— Stated task —
Reply with one number: the count of lines in the records below that hold "system".

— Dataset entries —
+ + + + +

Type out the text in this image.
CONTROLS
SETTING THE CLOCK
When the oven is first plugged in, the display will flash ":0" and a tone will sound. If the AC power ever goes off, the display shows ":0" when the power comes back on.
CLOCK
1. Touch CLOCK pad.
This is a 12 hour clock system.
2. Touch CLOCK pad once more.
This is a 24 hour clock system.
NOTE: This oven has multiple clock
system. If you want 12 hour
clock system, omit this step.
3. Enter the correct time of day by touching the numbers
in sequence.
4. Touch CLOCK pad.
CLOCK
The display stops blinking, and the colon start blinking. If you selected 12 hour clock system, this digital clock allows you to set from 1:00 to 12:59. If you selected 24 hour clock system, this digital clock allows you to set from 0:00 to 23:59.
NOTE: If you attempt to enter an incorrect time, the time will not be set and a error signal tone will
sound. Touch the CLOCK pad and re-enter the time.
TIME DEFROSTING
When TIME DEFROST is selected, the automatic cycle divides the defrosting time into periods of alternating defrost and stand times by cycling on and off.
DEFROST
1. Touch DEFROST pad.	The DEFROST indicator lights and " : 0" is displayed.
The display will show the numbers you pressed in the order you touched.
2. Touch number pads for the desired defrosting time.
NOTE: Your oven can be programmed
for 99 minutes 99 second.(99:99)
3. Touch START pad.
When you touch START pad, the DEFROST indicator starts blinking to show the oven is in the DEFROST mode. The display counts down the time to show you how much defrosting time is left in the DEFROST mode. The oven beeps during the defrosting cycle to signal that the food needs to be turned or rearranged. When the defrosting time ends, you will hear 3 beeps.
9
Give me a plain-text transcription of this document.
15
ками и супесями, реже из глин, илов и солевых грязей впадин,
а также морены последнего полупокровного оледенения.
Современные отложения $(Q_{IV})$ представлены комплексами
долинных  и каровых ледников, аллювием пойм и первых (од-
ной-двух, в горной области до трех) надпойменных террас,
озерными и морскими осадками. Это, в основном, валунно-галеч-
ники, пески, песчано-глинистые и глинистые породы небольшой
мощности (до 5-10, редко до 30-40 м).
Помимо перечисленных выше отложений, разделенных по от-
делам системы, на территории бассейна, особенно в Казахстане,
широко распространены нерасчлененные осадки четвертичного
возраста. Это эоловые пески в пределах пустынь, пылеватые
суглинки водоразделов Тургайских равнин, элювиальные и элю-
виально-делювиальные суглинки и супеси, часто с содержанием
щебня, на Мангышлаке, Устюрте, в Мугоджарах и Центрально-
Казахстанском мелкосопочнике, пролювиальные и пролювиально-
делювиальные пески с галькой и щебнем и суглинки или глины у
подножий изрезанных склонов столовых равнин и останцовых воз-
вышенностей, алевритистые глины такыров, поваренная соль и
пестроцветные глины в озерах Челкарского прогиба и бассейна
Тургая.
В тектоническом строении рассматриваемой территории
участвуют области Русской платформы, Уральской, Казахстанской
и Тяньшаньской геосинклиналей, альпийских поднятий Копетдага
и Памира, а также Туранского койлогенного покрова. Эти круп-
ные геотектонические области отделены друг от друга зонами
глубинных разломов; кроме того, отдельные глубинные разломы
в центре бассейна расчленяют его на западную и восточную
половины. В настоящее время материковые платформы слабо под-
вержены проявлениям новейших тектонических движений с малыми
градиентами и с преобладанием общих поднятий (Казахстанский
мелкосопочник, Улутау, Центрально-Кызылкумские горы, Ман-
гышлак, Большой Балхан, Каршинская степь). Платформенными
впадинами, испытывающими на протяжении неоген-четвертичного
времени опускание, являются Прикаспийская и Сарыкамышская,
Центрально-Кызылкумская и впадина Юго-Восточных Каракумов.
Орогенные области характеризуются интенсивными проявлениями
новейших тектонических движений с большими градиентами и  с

+ + + + +

— Final answer —
5